begin INFORMATION PROVIDED

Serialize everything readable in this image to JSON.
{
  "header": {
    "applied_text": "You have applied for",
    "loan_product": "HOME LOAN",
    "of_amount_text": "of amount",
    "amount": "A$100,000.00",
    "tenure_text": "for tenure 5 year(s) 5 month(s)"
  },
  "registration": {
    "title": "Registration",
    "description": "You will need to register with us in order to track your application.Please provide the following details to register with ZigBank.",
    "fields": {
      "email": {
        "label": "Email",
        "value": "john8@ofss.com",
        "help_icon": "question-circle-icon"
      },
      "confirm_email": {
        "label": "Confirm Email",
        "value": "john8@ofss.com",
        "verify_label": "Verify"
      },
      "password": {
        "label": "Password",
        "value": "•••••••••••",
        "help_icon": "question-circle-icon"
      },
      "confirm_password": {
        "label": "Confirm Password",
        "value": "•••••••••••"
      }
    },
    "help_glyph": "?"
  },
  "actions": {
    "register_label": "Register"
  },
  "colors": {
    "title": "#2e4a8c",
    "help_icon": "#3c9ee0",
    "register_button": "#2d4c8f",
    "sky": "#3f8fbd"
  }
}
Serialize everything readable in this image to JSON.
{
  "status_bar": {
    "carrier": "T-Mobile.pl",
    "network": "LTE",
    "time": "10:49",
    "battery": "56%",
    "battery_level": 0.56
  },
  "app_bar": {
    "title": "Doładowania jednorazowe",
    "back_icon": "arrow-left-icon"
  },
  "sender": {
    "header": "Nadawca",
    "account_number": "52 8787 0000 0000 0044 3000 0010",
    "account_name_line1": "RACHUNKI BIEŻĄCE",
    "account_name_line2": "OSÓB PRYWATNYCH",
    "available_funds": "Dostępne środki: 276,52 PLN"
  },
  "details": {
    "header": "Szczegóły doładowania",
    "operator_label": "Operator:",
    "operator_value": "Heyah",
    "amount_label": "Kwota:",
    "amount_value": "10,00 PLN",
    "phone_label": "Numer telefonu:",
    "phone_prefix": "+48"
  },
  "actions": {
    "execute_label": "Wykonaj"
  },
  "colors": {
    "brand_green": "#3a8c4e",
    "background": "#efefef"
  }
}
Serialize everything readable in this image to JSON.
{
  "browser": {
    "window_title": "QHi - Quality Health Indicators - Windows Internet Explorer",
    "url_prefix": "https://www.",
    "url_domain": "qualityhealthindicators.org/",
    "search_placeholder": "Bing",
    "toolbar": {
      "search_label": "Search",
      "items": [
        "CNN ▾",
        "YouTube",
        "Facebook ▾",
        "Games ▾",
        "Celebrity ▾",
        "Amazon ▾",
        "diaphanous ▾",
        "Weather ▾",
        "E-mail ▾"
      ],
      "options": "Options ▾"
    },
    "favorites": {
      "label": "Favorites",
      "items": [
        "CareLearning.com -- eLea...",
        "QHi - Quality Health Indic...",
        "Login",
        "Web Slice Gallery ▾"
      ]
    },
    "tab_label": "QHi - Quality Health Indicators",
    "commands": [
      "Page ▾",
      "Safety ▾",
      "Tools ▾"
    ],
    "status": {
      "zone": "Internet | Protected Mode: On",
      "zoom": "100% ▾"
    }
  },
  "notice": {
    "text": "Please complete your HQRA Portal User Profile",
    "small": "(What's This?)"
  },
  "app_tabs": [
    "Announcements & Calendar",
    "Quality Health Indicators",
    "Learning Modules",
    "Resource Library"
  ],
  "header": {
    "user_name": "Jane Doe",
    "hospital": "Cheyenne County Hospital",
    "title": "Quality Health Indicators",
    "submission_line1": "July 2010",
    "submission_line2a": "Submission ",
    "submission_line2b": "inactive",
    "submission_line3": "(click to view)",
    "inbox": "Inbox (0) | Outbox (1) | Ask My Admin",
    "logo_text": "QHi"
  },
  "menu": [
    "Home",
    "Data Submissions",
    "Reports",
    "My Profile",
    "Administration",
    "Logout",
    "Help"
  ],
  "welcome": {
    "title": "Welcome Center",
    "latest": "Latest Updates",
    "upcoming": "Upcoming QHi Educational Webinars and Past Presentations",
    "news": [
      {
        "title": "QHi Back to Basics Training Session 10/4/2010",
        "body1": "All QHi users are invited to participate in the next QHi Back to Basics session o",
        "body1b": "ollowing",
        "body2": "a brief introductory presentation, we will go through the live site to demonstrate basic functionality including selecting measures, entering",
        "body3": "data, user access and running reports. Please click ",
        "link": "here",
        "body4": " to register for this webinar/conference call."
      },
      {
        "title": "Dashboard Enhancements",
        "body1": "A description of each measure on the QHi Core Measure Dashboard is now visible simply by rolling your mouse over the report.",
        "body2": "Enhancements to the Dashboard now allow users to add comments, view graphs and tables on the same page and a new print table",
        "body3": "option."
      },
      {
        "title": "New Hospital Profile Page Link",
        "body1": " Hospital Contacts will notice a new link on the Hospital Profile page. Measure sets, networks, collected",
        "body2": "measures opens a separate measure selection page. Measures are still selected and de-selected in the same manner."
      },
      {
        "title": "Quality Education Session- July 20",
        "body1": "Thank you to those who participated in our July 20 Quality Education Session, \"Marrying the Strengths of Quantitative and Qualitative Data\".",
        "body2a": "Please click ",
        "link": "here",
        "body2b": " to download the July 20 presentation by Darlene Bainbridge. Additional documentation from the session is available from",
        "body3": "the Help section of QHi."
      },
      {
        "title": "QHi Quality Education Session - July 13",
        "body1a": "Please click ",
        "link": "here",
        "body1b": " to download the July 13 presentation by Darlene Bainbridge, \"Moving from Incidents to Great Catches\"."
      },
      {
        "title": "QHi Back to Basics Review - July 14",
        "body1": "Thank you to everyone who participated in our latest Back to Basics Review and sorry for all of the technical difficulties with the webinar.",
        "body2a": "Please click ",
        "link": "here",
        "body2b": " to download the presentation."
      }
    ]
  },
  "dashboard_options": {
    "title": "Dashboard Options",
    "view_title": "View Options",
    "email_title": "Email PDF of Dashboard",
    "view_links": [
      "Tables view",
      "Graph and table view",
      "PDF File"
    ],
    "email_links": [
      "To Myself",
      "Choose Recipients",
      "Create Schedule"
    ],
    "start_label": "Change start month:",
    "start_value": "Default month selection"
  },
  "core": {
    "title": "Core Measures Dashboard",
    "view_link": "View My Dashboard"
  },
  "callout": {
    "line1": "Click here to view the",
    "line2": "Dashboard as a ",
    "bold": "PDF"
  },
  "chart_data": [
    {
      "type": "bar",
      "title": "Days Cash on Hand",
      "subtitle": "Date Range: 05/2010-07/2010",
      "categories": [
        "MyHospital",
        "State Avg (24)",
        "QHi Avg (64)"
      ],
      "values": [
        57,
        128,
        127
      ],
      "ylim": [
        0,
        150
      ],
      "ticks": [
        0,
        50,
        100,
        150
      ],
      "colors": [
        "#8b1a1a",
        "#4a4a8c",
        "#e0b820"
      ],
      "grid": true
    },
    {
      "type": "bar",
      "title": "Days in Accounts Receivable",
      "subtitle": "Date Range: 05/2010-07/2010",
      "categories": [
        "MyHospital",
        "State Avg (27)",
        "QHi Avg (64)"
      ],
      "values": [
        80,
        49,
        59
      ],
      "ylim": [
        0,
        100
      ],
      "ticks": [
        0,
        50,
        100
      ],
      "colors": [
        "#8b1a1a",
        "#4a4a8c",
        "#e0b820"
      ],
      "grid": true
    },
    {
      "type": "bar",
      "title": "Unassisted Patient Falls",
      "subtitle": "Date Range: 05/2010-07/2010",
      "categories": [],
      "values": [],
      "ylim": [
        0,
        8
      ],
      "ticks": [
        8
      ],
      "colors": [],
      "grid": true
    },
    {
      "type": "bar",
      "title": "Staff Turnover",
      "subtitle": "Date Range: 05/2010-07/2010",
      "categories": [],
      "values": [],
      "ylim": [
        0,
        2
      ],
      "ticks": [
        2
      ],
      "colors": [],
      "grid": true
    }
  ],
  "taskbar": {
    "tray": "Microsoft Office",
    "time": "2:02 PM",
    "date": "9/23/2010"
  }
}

end INFORMATION PROVIDED

**WHAT THIS TASK INVOLVES:** Find each line holding "month". Copy it out.

**FULL OUTPUT:**
    "tenure_text": "for tenure 5 year(s) 5 month(s)"
    "start_label": "Change start month:",
    "start_value": "Default month selection"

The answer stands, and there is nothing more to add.